Problem to work on
Reproduce the records between the lines holding "volume-down-button xyxy=(124,828,134,960)" and "rotate-icon[interactable] xyxy=(966,103,1012,149)", inclusive, switching "wifi-icon" to "network-icon" and leaving everything else unchanged.

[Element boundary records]

■ ■ ■ ■ ■ ■ ■

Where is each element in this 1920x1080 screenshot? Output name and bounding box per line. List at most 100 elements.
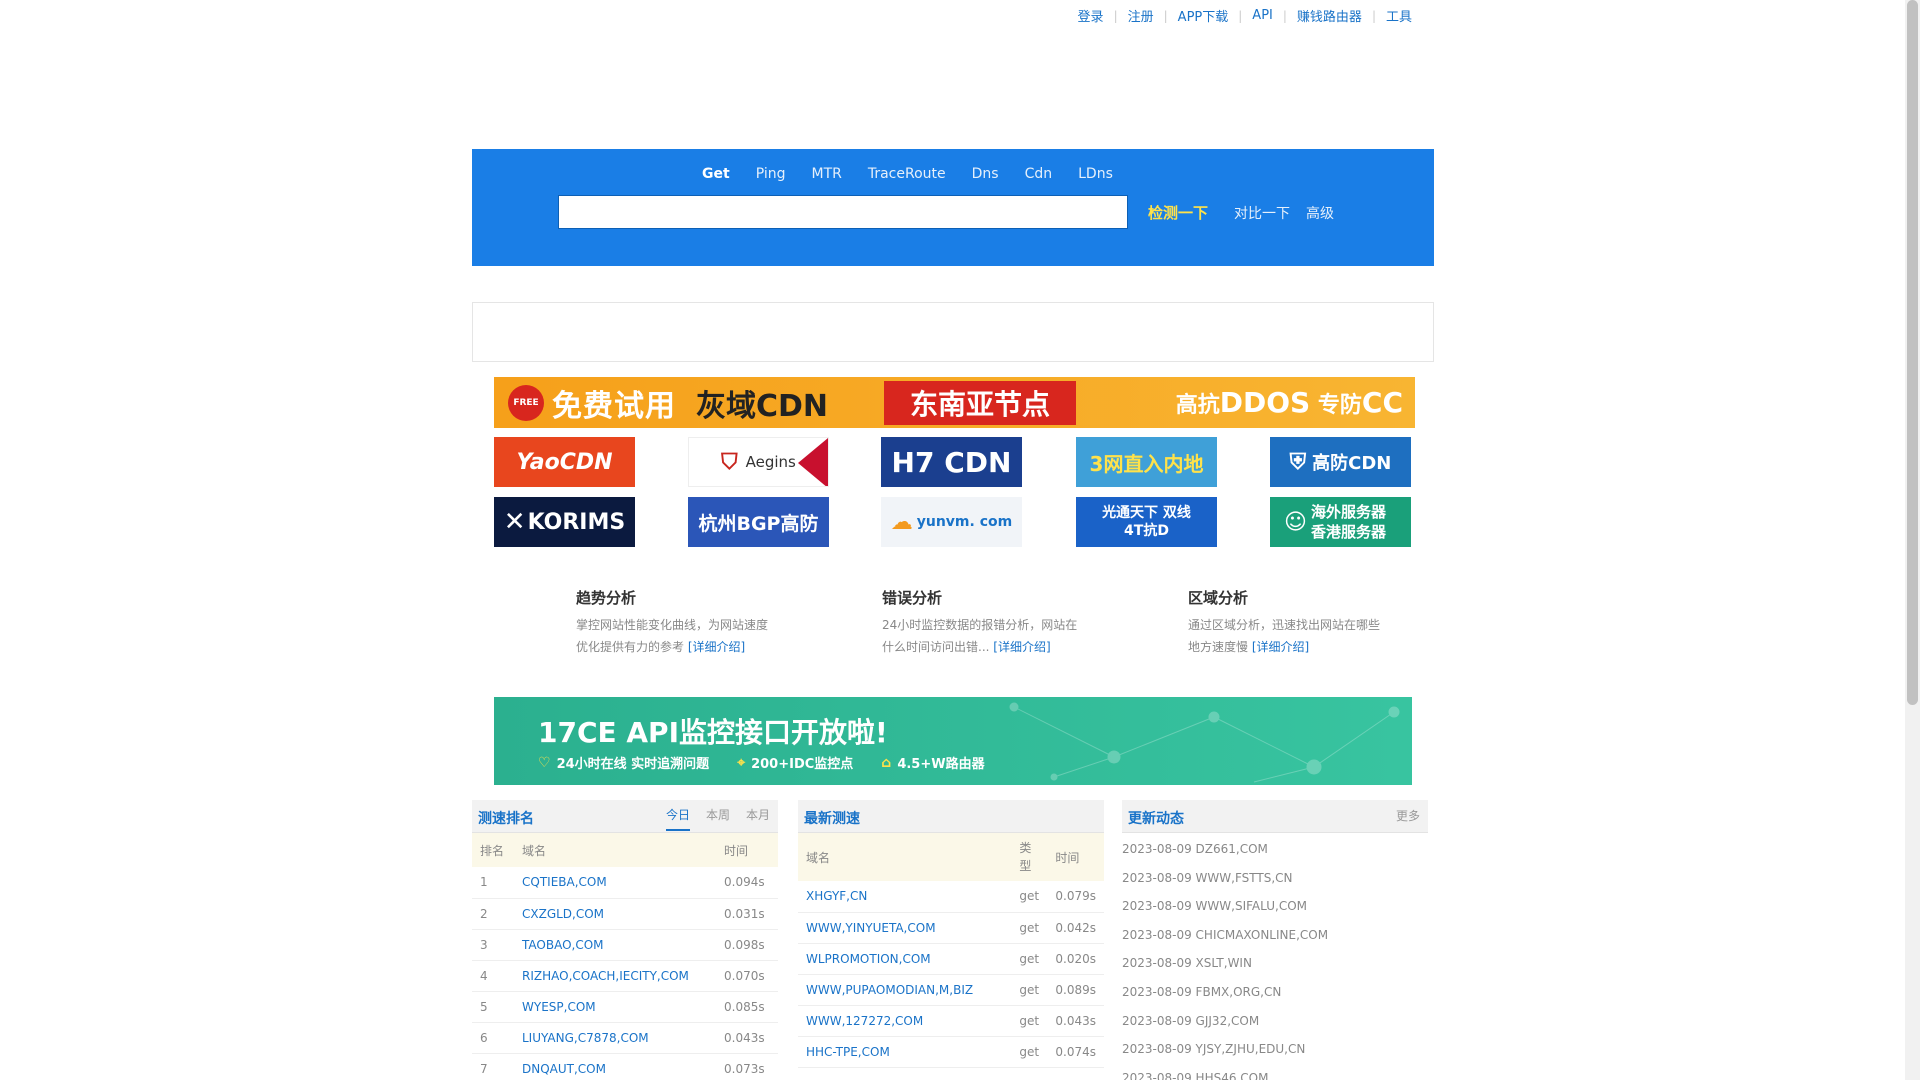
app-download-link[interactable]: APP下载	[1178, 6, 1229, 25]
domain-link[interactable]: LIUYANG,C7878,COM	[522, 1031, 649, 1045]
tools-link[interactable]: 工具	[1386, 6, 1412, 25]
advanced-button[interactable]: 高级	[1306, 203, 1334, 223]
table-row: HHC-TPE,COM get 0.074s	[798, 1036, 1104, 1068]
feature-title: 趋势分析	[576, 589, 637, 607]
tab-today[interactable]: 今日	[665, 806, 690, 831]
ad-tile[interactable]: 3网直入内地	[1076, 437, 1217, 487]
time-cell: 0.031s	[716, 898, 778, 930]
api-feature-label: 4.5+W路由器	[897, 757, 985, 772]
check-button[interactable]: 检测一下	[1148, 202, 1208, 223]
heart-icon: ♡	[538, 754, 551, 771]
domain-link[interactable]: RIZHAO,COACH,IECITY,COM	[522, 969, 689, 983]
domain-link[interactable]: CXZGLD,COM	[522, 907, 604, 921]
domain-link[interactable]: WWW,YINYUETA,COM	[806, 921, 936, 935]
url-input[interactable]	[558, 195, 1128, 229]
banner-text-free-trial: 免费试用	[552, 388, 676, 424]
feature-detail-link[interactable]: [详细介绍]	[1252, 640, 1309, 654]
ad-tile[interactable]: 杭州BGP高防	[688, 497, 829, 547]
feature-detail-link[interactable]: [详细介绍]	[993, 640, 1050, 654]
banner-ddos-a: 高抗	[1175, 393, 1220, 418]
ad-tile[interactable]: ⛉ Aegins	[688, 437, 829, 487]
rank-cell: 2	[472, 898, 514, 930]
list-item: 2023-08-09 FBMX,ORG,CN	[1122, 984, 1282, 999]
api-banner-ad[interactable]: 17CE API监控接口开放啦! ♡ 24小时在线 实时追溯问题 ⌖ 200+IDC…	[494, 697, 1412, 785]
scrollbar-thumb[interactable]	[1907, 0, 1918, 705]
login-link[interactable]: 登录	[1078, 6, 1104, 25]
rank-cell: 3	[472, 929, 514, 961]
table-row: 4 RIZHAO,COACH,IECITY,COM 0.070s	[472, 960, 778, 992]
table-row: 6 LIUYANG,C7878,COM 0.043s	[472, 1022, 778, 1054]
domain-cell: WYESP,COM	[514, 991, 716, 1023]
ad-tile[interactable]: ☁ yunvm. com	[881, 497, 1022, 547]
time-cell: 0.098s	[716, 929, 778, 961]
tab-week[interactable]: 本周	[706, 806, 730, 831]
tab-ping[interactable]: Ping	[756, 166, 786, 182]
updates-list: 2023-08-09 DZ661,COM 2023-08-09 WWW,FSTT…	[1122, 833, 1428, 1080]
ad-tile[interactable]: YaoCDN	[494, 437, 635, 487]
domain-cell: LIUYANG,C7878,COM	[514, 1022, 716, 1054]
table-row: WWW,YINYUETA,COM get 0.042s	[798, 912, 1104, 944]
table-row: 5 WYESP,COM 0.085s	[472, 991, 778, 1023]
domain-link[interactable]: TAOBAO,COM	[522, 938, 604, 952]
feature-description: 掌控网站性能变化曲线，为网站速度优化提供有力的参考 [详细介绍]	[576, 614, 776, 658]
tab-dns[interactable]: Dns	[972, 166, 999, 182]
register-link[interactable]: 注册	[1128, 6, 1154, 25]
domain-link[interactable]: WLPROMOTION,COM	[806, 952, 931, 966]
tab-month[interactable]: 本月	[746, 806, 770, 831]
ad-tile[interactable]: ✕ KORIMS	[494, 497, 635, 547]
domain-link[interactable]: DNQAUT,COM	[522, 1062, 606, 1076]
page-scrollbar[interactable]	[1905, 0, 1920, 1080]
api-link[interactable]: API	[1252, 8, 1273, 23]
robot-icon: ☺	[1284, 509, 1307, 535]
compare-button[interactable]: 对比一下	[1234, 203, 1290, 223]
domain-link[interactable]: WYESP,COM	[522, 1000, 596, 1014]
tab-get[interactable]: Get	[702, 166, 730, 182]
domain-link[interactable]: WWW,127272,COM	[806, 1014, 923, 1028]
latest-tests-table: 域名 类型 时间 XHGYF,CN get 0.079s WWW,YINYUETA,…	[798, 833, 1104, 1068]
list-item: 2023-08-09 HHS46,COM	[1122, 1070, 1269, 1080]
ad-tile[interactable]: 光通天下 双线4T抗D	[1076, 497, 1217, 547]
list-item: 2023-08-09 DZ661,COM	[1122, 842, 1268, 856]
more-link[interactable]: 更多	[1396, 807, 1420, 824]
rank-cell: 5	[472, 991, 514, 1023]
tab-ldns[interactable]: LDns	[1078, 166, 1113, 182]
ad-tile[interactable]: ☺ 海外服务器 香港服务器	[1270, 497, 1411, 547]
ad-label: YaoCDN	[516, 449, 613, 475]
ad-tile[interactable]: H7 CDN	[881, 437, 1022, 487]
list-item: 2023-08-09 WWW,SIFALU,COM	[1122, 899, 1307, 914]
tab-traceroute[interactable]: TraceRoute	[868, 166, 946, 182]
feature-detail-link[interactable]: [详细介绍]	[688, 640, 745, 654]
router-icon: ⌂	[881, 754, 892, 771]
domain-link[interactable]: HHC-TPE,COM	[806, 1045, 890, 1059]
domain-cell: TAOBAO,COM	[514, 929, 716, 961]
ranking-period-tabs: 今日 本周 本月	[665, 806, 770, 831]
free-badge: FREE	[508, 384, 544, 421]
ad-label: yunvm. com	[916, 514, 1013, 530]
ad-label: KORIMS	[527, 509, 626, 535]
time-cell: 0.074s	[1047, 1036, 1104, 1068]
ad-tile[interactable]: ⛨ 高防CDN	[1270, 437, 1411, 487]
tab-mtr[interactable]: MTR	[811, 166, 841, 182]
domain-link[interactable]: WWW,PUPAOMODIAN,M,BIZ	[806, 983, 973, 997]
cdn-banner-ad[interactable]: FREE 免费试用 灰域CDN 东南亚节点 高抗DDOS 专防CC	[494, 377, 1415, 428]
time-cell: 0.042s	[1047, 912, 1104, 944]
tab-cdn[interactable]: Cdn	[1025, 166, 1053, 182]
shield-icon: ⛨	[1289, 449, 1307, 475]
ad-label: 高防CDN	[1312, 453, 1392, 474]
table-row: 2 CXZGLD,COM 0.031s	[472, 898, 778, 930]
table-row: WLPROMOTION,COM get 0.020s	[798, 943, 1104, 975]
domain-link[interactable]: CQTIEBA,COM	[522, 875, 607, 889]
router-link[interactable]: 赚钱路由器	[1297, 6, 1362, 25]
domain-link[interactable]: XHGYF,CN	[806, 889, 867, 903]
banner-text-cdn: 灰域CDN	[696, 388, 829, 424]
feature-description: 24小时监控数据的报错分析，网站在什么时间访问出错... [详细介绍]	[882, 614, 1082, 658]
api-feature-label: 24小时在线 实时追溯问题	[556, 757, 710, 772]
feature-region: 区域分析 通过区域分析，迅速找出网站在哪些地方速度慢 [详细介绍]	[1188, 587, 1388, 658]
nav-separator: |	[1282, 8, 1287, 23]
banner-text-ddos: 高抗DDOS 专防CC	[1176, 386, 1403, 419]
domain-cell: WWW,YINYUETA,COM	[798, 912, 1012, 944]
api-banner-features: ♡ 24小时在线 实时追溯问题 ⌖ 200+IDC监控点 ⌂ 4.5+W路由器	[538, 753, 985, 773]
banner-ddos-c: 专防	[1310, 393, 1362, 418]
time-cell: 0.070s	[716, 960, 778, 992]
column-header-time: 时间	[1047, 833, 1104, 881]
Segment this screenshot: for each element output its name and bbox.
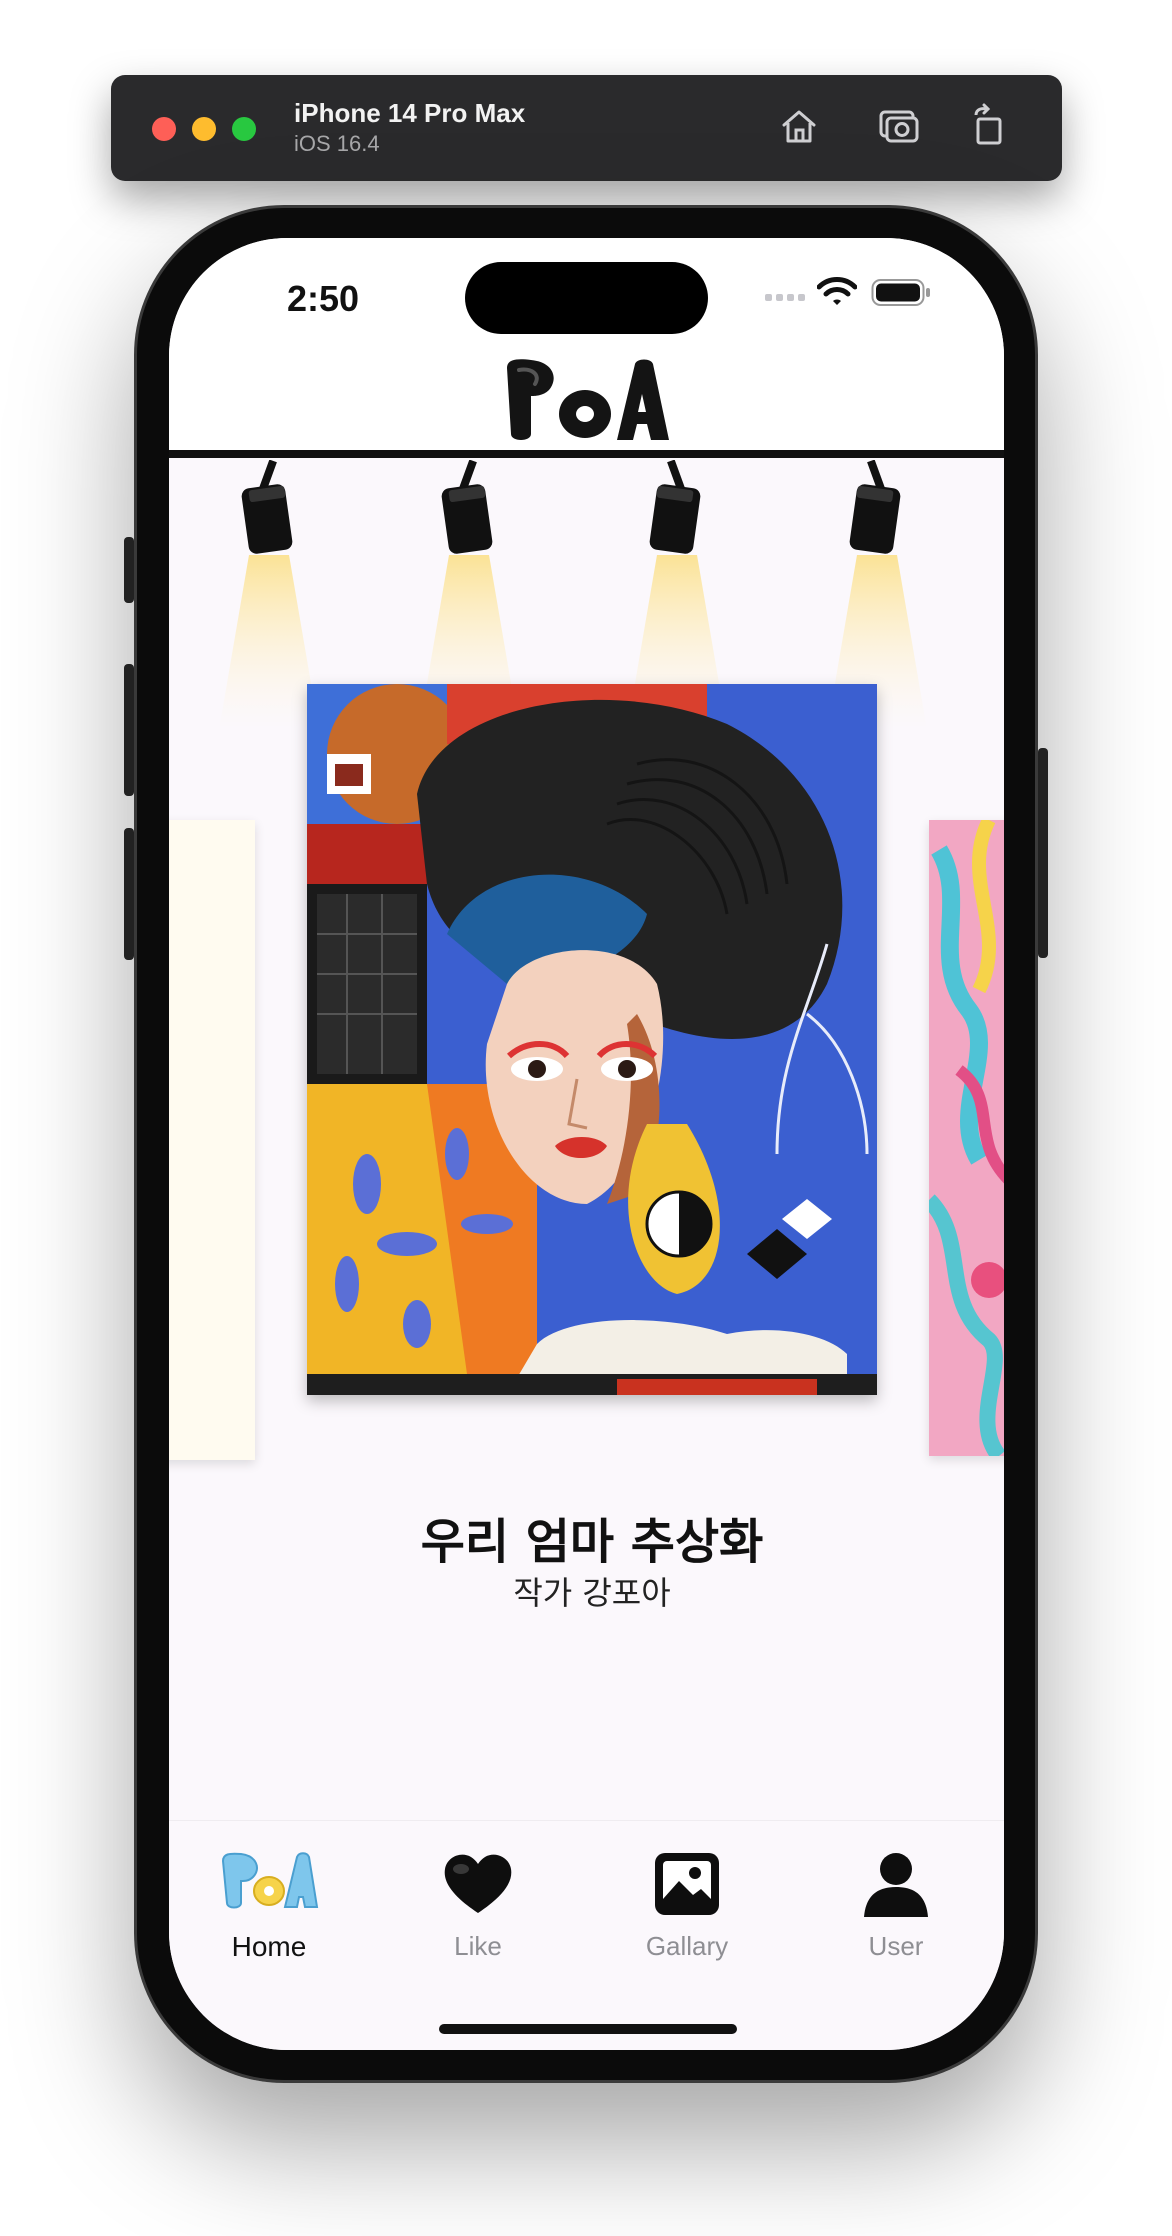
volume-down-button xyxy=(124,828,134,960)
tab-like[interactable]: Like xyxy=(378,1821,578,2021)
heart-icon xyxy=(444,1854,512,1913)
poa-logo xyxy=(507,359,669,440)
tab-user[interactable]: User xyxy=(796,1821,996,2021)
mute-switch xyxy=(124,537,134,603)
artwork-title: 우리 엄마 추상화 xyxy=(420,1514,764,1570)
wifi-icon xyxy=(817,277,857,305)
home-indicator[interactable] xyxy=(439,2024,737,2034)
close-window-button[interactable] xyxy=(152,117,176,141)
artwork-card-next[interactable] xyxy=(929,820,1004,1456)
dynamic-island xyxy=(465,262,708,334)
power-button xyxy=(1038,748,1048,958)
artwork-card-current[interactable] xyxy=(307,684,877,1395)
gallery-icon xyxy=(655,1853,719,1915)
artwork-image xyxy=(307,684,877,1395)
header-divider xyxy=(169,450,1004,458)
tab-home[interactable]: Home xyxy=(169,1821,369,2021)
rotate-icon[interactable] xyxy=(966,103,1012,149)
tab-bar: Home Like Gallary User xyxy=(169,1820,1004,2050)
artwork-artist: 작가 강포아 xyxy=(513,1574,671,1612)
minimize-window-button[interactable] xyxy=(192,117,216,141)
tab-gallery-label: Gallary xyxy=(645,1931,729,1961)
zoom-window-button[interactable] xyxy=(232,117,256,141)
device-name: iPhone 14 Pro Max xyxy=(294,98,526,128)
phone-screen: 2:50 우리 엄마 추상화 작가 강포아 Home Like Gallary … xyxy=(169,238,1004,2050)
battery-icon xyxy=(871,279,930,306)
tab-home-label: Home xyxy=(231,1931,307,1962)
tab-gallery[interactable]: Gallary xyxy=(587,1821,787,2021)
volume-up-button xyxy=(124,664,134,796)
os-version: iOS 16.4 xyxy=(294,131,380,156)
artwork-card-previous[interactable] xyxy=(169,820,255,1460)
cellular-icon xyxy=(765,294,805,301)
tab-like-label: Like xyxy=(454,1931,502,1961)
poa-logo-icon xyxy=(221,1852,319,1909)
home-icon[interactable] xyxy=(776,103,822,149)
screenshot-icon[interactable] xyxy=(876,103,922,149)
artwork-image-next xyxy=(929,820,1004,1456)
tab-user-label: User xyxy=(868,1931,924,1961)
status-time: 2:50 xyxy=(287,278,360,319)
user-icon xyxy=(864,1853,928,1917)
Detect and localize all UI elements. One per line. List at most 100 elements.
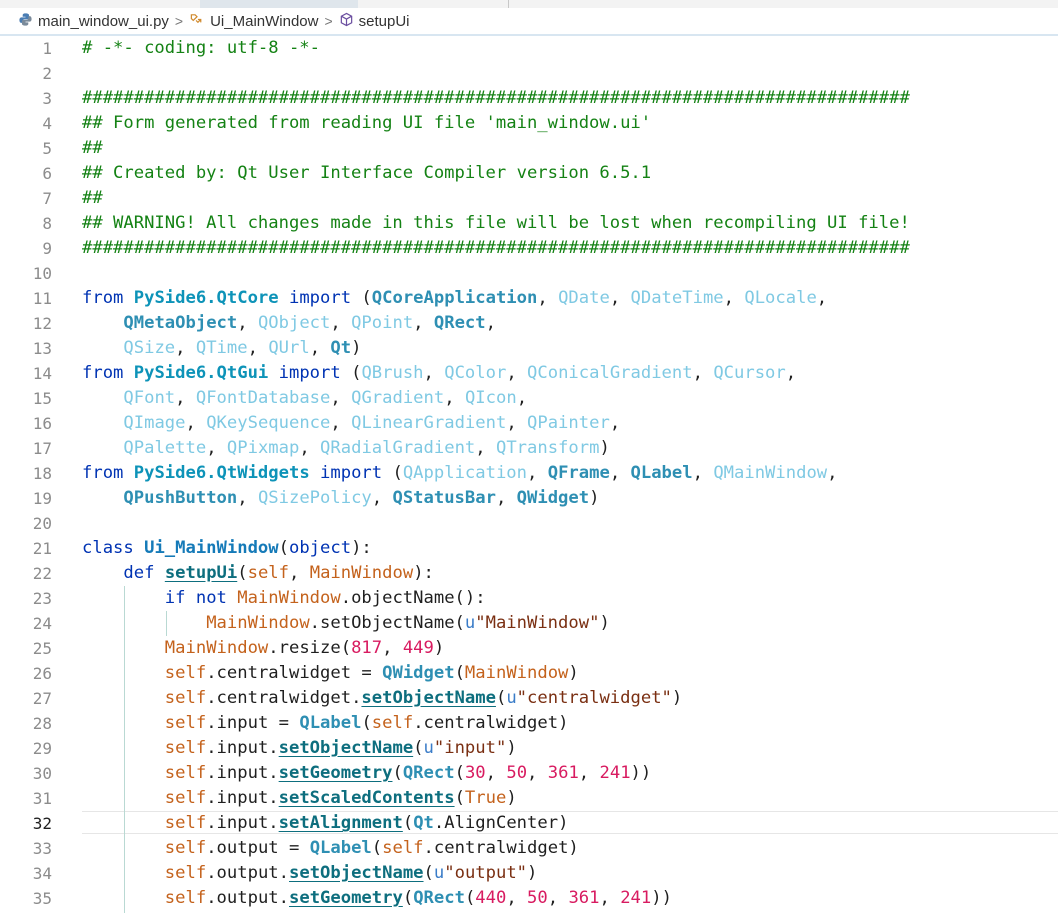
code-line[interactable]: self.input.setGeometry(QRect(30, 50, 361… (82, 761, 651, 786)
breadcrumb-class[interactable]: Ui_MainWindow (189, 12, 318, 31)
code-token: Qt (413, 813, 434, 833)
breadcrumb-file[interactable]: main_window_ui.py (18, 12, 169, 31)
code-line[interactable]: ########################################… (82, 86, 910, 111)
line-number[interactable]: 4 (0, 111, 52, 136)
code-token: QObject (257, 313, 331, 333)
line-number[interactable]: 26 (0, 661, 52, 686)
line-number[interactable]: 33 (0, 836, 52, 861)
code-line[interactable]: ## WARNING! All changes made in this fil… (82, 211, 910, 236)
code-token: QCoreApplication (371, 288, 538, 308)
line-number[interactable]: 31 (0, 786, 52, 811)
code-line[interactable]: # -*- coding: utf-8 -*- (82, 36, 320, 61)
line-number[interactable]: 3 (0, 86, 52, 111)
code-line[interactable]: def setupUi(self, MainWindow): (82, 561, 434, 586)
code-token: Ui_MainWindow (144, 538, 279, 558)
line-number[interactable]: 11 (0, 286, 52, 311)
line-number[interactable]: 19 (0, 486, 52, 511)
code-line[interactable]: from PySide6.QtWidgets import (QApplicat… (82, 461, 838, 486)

■ ■ ■ ■ ■ ■ ■

Problem solution
volume-down-button xyxy=(124,828,134,960)
tab-like[interactable]: Like xyxy=(378,1821,578,2021)
heart-icon xyxy=(444,1854,512,1913)
poa-logo xyxy=(507,359,669,440)
tab-user[interactable]: User xyxy=(796,1821,996,2021)
mute-switch xyxy=(124,537,134,603)
artwork-title: 우리 엄마 추상화 xyxy=(420,1514,764,1570)
network-icon xyxy=(817,277,857,305)
home-indicator[interactable] xyxy=(439,2024,737,2034)
close-window-button[interactable] xyxy=(152,117,176,141)
artwork-card-next[interactable] xyxy=(929,820,1004,1456)
dynamic-island xyxy=(465,262,708,334)
power-button xyxy=(1038,748,1048,958)
artwork-card-current[interactable] xyxy=(307,684,877,1395)
gallery-icon xyxy=(655,1853,719,1915)
artwork-image xyxy=(307,684,877,1395)
header-divider xyxy=(169,450,1004,458)
tab-home[interactable]: Home xyxy=(169,1821,369,2021)
rotate-icon[interactable] xyxy=(966,103,1012,149)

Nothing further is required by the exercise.